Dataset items
────────
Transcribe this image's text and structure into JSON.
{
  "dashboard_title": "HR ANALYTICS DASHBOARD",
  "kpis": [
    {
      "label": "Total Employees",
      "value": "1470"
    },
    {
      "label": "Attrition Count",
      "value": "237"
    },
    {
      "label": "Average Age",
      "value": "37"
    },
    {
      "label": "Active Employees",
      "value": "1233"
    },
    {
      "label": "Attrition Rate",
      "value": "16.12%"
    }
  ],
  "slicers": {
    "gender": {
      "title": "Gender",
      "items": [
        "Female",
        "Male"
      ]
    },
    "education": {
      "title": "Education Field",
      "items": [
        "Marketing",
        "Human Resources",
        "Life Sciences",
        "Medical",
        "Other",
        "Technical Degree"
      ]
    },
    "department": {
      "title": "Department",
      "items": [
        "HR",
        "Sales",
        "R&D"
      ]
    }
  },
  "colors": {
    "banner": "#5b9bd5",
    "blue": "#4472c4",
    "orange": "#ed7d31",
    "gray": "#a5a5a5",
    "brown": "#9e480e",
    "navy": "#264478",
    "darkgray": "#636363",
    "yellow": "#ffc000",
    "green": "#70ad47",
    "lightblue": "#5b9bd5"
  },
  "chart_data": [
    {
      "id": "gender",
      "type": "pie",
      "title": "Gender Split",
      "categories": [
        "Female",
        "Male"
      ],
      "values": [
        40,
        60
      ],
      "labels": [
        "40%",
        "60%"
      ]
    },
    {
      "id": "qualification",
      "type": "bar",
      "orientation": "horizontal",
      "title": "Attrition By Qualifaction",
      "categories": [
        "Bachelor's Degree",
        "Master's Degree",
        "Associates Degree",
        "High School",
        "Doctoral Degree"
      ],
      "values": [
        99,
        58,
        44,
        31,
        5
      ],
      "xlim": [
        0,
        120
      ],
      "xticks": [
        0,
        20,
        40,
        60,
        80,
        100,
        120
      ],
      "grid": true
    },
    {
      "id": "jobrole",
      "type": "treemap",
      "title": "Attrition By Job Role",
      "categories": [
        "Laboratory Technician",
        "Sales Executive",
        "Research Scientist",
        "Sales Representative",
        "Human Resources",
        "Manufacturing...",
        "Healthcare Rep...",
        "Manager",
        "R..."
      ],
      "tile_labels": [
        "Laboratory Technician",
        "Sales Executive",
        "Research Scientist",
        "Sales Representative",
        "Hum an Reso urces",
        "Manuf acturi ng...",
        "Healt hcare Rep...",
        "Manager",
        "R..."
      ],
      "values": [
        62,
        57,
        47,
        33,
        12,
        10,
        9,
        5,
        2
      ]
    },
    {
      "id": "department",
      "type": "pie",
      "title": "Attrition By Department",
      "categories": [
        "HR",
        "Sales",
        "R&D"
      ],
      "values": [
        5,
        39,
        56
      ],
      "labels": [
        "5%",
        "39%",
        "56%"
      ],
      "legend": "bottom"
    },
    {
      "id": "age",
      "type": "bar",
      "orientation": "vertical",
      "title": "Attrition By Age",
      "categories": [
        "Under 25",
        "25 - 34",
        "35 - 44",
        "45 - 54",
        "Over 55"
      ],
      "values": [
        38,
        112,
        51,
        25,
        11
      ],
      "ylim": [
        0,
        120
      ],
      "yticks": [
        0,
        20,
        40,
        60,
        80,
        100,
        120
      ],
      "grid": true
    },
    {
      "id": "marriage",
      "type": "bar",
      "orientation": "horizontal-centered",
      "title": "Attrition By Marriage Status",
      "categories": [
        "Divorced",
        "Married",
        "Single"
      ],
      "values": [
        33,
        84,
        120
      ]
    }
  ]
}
────────
→ **Aim of the exercise**
Where a line of the material above holds the string "Attrition", copy that line.

→ **Solution to the problem**
      "label": "Attrition Count",
      "label": "Attrition Rate",
      "title": "Attrition By Qualifaction",
      "title": "Attrition By Job Role",
      "title": "Attrition By Department",
      "title": "Attrition By Age",
      "title": "Attrition By Marriage Status",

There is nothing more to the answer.